Below is a listing; copy all of it exactly.

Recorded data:
· · · · · · ·

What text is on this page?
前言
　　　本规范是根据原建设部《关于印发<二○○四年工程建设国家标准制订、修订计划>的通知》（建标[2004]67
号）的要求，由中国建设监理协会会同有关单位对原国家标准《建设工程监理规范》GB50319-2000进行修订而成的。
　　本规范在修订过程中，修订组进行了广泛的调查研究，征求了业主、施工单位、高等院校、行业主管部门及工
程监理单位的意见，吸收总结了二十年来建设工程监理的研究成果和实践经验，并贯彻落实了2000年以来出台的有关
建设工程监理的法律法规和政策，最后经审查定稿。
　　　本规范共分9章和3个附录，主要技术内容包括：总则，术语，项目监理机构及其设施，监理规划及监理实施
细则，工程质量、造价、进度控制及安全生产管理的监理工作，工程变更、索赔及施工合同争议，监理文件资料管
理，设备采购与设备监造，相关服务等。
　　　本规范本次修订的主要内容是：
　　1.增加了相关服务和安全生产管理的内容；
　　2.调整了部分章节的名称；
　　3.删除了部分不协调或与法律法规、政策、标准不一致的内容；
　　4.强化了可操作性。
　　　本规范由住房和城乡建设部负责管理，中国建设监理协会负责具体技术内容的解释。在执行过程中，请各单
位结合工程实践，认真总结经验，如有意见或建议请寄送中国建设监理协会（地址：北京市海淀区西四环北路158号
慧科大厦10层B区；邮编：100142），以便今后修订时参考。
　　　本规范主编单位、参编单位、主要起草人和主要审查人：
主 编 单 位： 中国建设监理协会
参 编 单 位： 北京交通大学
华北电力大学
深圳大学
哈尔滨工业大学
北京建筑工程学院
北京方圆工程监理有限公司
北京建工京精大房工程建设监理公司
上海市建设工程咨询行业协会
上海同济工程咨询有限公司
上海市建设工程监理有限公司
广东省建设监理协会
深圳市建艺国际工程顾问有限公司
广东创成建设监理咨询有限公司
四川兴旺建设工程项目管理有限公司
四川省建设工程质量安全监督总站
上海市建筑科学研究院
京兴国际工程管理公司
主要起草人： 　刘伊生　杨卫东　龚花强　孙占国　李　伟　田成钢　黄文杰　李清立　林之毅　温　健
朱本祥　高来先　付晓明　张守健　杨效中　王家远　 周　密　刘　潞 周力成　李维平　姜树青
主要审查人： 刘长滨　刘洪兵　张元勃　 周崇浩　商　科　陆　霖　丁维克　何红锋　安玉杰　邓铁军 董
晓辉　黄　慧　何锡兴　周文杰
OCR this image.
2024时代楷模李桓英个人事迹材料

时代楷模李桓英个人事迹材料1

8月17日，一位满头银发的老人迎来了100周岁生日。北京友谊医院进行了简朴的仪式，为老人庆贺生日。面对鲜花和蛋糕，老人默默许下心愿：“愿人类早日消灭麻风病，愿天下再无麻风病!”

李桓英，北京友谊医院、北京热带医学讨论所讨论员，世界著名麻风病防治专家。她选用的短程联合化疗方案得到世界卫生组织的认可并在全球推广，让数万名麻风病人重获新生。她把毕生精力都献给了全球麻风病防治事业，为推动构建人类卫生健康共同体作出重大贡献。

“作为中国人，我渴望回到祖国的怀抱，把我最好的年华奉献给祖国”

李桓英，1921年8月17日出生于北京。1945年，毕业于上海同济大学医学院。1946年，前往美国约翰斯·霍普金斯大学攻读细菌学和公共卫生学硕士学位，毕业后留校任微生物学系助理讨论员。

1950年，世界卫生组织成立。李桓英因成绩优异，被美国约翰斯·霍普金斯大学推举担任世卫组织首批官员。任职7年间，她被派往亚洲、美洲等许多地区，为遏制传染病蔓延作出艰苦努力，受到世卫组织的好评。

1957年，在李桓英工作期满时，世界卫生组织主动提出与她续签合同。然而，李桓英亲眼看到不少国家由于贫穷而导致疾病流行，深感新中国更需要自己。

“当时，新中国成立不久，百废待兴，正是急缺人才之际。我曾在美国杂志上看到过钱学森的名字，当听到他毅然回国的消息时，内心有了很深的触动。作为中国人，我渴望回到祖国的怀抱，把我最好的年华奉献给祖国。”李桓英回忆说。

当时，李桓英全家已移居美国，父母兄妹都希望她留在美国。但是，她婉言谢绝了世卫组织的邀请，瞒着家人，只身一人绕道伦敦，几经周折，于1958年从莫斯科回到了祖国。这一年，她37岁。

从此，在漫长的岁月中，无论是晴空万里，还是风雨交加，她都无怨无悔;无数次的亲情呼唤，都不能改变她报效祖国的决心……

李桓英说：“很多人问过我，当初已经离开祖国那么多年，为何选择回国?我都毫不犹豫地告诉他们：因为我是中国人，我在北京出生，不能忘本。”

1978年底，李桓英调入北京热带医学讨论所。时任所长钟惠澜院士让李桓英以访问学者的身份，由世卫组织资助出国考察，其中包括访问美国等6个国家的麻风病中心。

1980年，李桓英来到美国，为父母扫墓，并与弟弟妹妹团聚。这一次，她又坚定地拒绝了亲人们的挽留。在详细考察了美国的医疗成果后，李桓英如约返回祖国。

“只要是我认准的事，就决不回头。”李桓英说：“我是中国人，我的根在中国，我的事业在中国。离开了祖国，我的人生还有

· · · · · · ·

## Output for this exercise
What text is on this page?
前言
　　　本规范是根据原建设部《关于印发<二○○四年工程建设国家标准制订、修订计划>的通知》（建标[2004]67
号）的要求，由中国建设监理协会会同有关单位对原国家标准《建设工程监理规范》GB50319-2000进行修订而成的。
　　本规范在修订过程中，修订组进行了广泛的调查研究，征求了业主、施工单位、高等院校、行业主管部门及工
程监理单位的意见，吸收总结了二十年来建设工程监理的研究成果和实践经验，并贯彻落实了2000年以来出台的有关
建设工程监理的法律法规和政策，最后经审查定稿。
　　　本规范共分9章和3个附录，主要技术内容包括：总则，术语，项目监理机构及其设施，监理规划及监理实施
细则，工程质量、造价、进度控制及安全生产管理的监理工作，工程变更、索赔及施工合同争议，监理文件资料管
理，设备采购与设备监造，相关服务等。
　　　本规范本次修订的主要内容是：
　　1.增加了相关服务和安全生产管理的内容；
　　2.调整了部分章节的名称；
　　3.删除了部分不协调或与法律法规、政策、标准不一致的内容；
　　4.强化了可操作性。
　　　本规范由住房和城乡建设部负责管理，中国建设监理协会负责具体技术内容的解释。在执行过程中，请各单
位结合工程实践，认真总结经验，如有意见或建议请寄送中国建设监理协会（地址：北京市海淀区西四环北路158号
慧科大厦10层B区；邮编：100142），以便今后修订时参考。
　　　本规范主编单位、参编单位、主要起草人和主要审查人：
主 编 单 位： 中国建设监理协会
参 编 单 位： 北京交通大学
华北电力大学
深圳大学
哈尔滨工业大学
北京建筑工程学院
北京方圆工程监理有限公司
北京建工京精大房工程建设监理公司
上海市建设工程咨询行业协会
上海同济工程咨询有限公司
上海市建设工程监理有限公司
广东省建设监理协会
深圳市建艺国际工程顾问有限公司
广东创成建设监理咨询有限公司
四川兴旺建设工程项目管理有限公司
四川省建设工程质量安全监督总站
上海市建筑科学研究院
京兴国际工程管理公司
主要起草人： 　刘伊生　杨卫东　龚花强　孙占国　李　伟　田成钢　黄文杰　李清立　林之毅　温　健
朱本祥　高来先　付晓明　张守健　杨效中　王家远　 周　密　刘　潞 周力成　李维平　姜树青
主要审查人： 刘长滨　刘洪兵　张元勃　 周崇浩　商　科　陆　霖　丁维克　何红锋　安玉杰　邓铁军 董
晓辉　黄　慧　何锡兴　周文杰
OCR this image.
2024时代楷模李桓英个人事迹材料

时代楷模李桓英个人事迹材料1

8月17日，一位满头银发的老人迎来了100周岁生日。北京友谊医院进行了简朴的仪式，为老人庆贺生日。面对鲜花和蛋糕，老人默默许下心愿：“愿人类早日消灭麻风病，愿天下再无麻风病!”

李桓英，北京友谊医院、北京热带医学讨论所讨论员，世界著名麻风病防治专家。她选用的短程联合化疗方案得到世界卫生组织的认可并在全球推广，让数万名麻风病人重获新生。她把毕生精力都献给了全球麻风病防治事业，为推动构建人类卫生健康共同体作出重大贡献。

“作为中国人，我渴望回到祖国的怀抱，把我最好的年华奉献给祖国”

李桓英，1921年8月17日出生于北京。1945年，毕业于上海同济大学医学院。1946年，前往美国约翰斯·霍普金斯大学攻读细菌学和公共卫生学硕士学位，毕业后留校任微生物学系助理讨论员。

1950年，世界卫生组织成立。李桓英因成绩优异，被美国约翰斯·霍普金斯大学推举担任世卫组织首批官员。任职7年间，她被派往亚洲、美洲等许多地区，为遏制传染病蔓延作出艰苦努力，受到世卫组织的好评。

1957年，在李桓英工作期满时，世界卫生组织主动提出与她续签合同。然而，李桓英亲眼看到不少国家由于贫穷而导致疾病流行，深感新中国更需要自己。

“当时，新中国成立不久，百废待兴，正是急缺人才之际。我曾在美国杂志上看到过钱学森的名字，当听到他毅然回国的消息时，内心有了很深的触动。作为中国人，我渴望回到祖国的怀抱，把我最好的年华奉献给祖国。”李桓英回忆说。

当时，李桓英全家已移居美国，父母兄妹都希望她留在美国。但是，她婉言谢绝了世卫组织的邀请，瞒着家人，只身一人绕道伦敦，几经周折，于1958年从莫斯科回到了祖国。这一年，她37岁。

从此，在漫长的岁月中，无论是晴空万里，还是风雨交加，她都无怨无悔;无数次的亲情呼唤，都不能改变她报效祖国的决心……

李桓英说：“很多人问过我，当初已经离开祖国那么多年，为何选择回国?我都毫不犹豫地告诉他们：因为我是中国人，我在北京出生，不能忘本。”

1978年底，李桓英调入北京热带医学讨论所。时任所长钟惠澜院士让李桓英以访问学者的身份，由世卫组织资助出国考察，其中包括访问美国等6个国家的麻风病中心。

1980年，李桓英来到美国，为父母扫墓，并与弟弟妹妹团聚。这一次，她又坚定地拒绝了亲人们的挽留。在详细考察了美国的医疗成果后，李桓英如约返回祖国。

“只要是我认准的事，就决不回头。”李桓英说：“我是中国人，我的根在中国，我的事业在中国。离开了祖国，我的人生还有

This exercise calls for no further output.